== PROMPT ==
Return only the count of lines in which the word "this" appears.

········

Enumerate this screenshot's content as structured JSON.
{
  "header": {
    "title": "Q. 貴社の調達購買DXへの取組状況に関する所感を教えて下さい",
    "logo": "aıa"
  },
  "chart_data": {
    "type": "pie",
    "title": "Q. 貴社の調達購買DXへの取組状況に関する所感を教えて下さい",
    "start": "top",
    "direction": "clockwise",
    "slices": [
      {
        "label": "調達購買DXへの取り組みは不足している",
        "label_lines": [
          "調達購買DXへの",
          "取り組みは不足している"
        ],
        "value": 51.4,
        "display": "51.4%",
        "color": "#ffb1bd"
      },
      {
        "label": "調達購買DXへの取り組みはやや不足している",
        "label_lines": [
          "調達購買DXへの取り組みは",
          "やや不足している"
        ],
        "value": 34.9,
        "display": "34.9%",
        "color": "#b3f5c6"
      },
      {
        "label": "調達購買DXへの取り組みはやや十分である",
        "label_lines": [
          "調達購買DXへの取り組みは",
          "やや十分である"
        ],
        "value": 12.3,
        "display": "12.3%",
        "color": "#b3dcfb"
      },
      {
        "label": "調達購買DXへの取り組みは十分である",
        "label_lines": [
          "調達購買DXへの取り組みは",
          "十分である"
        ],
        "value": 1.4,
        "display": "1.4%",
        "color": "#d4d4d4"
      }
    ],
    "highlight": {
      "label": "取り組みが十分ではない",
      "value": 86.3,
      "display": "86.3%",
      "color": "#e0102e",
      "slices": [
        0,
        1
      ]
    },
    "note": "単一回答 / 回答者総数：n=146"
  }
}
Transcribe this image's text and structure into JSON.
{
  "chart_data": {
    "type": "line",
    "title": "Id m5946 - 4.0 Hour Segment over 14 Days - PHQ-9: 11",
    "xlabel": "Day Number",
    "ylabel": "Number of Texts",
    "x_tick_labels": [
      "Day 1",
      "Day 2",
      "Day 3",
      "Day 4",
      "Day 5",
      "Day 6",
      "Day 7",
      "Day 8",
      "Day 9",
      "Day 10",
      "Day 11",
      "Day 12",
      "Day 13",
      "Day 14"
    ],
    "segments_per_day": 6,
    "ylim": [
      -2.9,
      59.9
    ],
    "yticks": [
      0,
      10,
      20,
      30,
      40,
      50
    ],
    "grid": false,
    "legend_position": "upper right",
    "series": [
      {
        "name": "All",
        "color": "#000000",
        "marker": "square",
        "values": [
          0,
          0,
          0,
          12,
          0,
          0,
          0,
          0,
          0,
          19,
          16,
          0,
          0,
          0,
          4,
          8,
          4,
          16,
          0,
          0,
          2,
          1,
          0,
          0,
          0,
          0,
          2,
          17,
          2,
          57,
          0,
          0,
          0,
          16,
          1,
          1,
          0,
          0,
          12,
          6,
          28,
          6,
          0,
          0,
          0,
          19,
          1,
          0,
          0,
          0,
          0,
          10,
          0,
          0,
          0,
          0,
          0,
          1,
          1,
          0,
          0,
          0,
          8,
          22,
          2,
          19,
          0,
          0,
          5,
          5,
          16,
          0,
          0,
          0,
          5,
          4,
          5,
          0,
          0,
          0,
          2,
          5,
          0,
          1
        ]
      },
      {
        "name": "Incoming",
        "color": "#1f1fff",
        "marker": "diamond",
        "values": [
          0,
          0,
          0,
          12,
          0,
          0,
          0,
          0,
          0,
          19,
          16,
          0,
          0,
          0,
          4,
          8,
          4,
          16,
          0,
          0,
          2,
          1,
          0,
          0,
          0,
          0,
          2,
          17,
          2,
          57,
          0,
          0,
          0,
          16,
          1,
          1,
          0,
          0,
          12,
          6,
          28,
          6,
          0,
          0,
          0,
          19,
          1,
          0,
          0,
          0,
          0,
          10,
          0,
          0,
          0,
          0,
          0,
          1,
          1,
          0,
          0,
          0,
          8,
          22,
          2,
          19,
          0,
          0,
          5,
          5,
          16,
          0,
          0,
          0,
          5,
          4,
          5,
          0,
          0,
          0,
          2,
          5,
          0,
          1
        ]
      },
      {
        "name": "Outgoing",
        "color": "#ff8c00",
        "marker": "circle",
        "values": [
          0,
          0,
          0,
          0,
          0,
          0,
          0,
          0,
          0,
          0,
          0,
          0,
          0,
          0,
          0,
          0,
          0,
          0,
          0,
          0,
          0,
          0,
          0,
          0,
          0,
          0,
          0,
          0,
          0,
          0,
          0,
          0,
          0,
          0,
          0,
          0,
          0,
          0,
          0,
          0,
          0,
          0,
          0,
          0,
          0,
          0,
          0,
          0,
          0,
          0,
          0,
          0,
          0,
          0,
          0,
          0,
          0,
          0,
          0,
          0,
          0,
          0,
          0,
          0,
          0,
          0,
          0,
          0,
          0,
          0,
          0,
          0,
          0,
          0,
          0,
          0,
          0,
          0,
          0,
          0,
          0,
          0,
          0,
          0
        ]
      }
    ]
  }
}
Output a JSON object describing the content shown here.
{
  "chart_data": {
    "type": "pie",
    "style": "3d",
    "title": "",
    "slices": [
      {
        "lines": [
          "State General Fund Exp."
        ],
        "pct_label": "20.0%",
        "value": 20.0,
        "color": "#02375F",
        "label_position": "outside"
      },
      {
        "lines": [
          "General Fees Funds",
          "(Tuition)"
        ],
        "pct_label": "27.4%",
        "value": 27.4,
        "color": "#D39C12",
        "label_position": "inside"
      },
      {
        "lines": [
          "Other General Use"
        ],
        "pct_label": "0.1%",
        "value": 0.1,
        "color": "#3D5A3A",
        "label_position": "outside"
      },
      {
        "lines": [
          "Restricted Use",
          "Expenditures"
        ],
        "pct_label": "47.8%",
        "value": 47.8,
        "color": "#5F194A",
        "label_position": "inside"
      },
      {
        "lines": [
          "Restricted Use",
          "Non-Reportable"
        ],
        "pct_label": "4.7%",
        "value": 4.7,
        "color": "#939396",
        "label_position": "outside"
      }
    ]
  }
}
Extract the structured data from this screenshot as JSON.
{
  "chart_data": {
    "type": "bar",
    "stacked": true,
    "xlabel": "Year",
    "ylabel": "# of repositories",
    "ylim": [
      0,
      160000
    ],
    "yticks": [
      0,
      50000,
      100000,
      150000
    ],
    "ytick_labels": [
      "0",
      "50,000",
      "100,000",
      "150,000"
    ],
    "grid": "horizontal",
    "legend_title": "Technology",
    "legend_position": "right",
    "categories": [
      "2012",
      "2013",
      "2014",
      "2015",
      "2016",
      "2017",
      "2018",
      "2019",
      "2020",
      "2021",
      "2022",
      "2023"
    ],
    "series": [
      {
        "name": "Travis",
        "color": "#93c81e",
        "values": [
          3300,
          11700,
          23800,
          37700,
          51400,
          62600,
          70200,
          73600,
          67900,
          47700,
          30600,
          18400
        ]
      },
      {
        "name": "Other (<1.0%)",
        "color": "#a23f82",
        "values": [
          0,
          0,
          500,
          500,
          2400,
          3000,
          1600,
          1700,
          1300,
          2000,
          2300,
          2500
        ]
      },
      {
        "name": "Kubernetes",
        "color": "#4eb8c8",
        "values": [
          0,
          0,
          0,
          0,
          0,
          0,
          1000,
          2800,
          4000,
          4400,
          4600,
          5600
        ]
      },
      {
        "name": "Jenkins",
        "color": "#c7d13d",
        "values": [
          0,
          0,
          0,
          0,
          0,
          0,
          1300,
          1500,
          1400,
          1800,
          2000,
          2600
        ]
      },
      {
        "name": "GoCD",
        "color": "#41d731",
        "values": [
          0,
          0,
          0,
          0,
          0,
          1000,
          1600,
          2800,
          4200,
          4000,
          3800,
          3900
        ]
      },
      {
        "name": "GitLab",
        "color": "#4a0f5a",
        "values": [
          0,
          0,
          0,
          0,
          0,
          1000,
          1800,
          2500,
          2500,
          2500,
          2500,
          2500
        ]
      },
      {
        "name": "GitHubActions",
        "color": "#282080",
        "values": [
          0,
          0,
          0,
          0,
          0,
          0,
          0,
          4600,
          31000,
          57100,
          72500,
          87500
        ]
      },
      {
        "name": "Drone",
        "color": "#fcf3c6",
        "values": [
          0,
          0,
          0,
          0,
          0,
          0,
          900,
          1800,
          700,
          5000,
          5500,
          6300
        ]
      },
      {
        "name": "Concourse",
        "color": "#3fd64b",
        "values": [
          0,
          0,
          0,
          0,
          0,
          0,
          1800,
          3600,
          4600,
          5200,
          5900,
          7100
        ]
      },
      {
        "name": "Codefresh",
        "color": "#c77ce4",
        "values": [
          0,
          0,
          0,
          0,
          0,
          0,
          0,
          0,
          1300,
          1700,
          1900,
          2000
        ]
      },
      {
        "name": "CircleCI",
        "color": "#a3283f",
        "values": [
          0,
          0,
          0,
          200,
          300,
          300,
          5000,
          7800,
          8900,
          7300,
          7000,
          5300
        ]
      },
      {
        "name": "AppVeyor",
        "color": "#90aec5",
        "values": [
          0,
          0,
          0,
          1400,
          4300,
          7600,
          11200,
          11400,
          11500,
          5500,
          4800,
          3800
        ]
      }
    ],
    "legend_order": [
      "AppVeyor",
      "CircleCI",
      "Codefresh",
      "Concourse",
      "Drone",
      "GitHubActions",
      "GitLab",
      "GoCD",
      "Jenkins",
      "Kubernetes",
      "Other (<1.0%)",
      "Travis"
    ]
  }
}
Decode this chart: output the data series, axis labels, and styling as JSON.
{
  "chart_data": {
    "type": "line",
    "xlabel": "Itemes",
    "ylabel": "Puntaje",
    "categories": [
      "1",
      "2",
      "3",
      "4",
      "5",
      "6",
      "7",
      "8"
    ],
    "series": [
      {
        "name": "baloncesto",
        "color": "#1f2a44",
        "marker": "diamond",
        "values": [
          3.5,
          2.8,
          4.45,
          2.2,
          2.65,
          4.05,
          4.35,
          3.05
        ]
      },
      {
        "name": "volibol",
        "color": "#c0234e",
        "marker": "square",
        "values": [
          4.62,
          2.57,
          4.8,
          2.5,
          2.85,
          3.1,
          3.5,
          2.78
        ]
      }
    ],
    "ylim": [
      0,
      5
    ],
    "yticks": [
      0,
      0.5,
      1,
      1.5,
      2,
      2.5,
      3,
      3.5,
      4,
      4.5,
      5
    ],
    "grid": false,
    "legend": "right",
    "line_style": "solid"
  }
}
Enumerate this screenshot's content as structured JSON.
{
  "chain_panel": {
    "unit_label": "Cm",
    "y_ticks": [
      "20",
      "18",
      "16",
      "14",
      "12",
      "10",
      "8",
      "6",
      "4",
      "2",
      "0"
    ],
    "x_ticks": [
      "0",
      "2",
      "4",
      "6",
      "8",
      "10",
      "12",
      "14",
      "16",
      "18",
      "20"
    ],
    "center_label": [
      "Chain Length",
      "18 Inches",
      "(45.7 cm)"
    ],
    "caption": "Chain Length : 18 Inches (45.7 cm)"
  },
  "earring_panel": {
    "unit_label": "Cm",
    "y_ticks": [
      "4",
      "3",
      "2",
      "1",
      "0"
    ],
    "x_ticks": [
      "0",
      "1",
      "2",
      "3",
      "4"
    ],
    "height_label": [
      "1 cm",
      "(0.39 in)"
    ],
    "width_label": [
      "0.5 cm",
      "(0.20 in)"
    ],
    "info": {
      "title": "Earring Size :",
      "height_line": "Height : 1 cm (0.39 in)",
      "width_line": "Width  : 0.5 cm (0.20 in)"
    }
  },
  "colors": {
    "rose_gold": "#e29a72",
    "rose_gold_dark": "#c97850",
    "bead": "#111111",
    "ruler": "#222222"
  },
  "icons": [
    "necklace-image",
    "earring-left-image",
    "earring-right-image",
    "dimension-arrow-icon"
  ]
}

········

== ANSWER FOR THE TASK ==
5